**CHALLENGE:** Copy out the entries exactly, from the first line to the last.

[Dataset entries]
------------------------------------------------------------------------

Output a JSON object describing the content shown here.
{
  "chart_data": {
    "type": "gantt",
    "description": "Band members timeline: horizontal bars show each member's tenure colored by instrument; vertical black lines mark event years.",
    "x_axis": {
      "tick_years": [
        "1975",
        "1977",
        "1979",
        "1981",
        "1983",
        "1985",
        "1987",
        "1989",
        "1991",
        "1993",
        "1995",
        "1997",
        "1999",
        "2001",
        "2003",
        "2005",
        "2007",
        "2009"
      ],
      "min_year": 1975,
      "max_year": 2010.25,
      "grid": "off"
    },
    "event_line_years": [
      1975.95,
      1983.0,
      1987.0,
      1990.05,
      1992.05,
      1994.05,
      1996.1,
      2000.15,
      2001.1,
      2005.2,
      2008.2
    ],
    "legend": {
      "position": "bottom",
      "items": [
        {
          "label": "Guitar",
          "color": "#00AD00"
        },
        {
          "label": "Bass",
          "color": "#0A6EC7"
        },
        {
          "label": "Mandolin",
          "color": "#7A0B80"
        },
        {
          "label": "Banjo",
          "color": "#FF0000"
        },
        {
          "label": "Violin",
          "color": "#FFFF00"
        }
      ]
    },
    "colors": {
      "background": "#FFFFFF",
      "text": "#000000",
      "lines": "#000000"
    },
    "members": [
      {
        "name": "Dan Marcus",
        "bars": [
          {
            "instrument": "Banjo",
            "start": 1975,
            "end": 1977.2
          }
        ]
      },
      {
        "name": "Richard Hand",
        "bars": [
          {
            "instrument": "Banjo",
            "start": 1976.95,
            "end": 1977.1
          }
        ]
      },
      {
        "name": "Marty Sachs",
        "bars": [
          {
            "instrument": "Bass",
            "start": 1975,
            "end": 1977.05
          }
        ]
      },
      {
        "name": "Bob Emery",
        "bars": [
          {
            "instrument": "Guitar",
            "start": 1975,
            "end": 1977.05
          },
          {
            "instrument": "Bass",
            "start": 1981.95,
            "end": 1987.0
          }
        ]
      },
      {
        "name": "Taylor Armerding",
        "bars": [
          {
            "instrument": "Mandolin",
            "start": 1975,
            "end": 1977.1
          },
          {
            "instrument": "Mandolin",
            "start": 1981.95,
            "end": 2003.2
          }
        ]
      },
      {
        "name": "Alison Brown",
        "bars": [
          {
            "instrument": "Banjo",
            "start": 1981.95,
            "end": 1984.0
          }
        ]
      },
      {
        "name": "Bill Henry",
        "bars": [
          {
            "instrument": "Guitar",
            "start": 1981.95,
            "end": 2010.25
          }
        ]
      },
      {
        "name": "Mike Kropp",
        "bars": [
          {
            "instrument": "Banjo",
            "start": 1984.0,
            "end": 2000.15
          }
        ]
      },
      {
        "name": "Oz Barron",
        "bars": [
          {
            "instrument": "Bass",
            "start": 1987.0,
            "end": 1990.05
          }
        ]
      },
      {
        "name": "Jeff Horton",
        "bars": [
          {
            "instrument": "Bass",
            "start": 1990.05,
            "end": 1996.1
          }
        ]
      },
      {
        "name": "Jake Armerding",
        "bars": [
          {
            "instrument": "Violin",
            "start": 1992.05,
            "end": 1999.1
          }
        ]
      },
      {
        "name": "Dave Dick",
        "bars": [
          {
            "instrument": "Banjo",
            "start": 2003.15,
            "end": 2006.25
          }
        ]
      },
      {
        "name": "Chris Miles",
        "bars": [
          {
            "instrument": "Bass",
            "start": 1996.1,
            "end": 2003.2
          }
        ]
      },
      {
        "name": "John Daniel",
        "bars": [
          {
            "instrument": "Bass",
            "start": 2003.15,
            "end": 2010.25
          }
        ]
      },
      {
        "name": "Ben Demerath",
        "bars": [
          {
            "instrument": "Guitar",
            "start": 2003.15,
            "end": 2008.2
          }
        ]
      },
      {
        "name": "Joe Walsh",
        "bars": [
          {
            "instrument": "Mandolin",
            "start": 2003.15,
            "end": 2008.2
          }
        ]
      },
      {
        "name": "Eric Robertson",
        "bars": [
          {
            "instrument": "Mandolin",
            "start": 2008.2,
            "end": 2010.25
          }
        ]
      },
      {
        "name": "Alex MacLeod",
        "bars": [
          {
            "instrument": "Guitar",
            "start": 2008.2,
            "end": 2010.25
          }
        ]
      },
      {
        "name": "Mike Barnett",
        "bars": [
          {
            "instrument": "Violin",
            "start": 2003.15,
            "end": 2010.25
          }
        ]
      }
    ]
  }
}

------------------------------------------------------------------------

**SOLUTION TO THIS EXERCISE:**
Output a JSON object describing the content shown here.
{
  "chart_data": {
    "type": "gantt",
    "description": "Band members timeline: horizontal bars show each member's tenure colored by instrument; vertical black lines mark event years.",
    "x_axis": {
      "tick_years": [
        "1975",
        "1977",
        "1979",
        "1981",
        "1983",
        "1985",
        "1987",
        "1989",
        "1991",
        "1993",
        "1995",
        "1997",
        "1999",
        "2001",
        "2003",
        "2005",
        "2007",
        "2009"
      ],
      "min_year": 1975,
      "max_year": 2010.25,
      "grid": "off"
    },
    "event_line_years": [
      1975.95,
      1983.0,
      1987.0,
      1990.05,
      1992.05,
      1994.05,
      1996.1,
      2000.15,
      2001.1,
      2005.2,
      2008.2
    ],
    "legend": {
      "position": "bottom",
      "items": [
        {
          "label": "Guitar",
          "color": "#00AD00"
        },
        {
          "label": "Bass",
          "color": "#0A6EC7"
        },
        {
          "label": "Mandolin",
          "color": "#7A0B80"
        },
        {
          "label": "Banjo",
          "color": "#FF0000"
        },
        {
          "label": "Violin",
          "color": "#FFFF00"
        }
      ]
    },
    "colors": {
      "background": "#FFFFFF",
      "text": "#000000",
      "lines": "#000000"
    },
    "members": [
      {
        "name": "Dan Marcus",
        "bars": [
          {
            "instrument": "Banjo",
            "start": 1975,
            "end": 1977.2
          }
        ]
      },
      {
        "name": "Richard Hand",
        "bars": [
          {
            "instrument": "Banjo",
            "start": 1976.95,
            "end": 1977.1
          }
        ]
      },
      {
        "name": "Marty Sachs",
        "bars": [
          {
            "instrument": "Bass",
            "start": 1975,
            "end": 1977.05
          }
        ]
      },
      {
        "name": "Bob Emery",
        "bars": [
          {
            "instrument": "Guitar",
            "start": 1975,
            "end": 1977.05
          },
          {
            "instrument": "Bass",
            "start": 1981.95,
            "end": 1987.0
          }
        ]
      },
      {
        "name": "Taylor Armerding",
        "bars": [
          {
            "instrument": "Mandolin",
            "start": 1975,
            "end": 1977.1
          },
          {
            "instrument": "Mandolin",
            "start": 1981.95,
            "end": 2003.2
          }
        ]
      },
      {
        "name": "Alison Brown",
        "bars": [
          {
            "instrument": "Banjo",
            "start": 1981.95,
            "end": 1984.0
          }
        ]
      },
      {
        "name": "Bill Henry",
        "bars": [
          {
            "instrument": "Guitar",
            "start": 1981.95,
            "end": 2010.25
          }
        ]
      },
      {
        "name": "Mike Kropp",
        "bars": [
          {
            "instrument": "Banjo",
            "start": 1984.0,
            "end": 2000.15
          }
        ]
      },
      {
        "name": "Oz Barron",
        "bars": [
          {
            "instrument": "Bass",
            "start": 1987.0,
            "end": 1990.05
          }
        ]
      },
      {
        "name": "Jeff Horton",
        "bars": [
          {
            "instrument": "Bass",
            "start": 1990.05,
            "end": 1996.1
          }
        ]
      },
      {
        "name": "Jake Armerding",
        "bars": [
          {
            "instrument": "Violin",
            "start": 1992.05,
            "end": 1999.1
          }
        ]
      },
      {
        "name": "Dave Dick",
        "bars": [
          {
            "instrument": "Banjo",
            "start": 2003.15,
            "end": 2006.25
          }
        ]
      },
      {
        "name": "Chris Miles",
        "bars": [
          {
            "instrument": "Bass",
            "start": 1996.1,
            "end": 2003.2
          }
        ]
      },
      {
        "name": "John Daniel",
        "bars": [
          {
            "instrument": "Bass",
            "start": 2003.15,
            "end": 2010.25
          }
        ]
      },
      {
        "name": "Ben Demerath",
        "bars": [
          {
            "instrument": "Guitar",
            "start": 2003.15,
            "end": 2008.2
          }
        ]
      },
      {
        "name": "Joe Walsh",
        "bars": [
          {
            "instrument": "Mandolin",
            "start": 2003.15,
            "end": 2008.2
          }
        ]
      },
      {
        "name": "Eric Robertson",
        "bars": [
          {
            "instrument": "Mandolin",
            "start": 2008.2,
            "end": 2010.25
          }
        ]
      },
      {
        "name": "Alex MacLeod",
        "bars": [
          {
            "instrument": "Guitar",
            "start": 2008.2,
            "end": 2010.25
          }
        ]
      },
      {
        "name": "Mike Barnett",
        "bars": [
          {
            "instrument": "Violin",
            "start": 2003.15,
            "end": 2010.25
          }
        ]
      }
    ]
  }
}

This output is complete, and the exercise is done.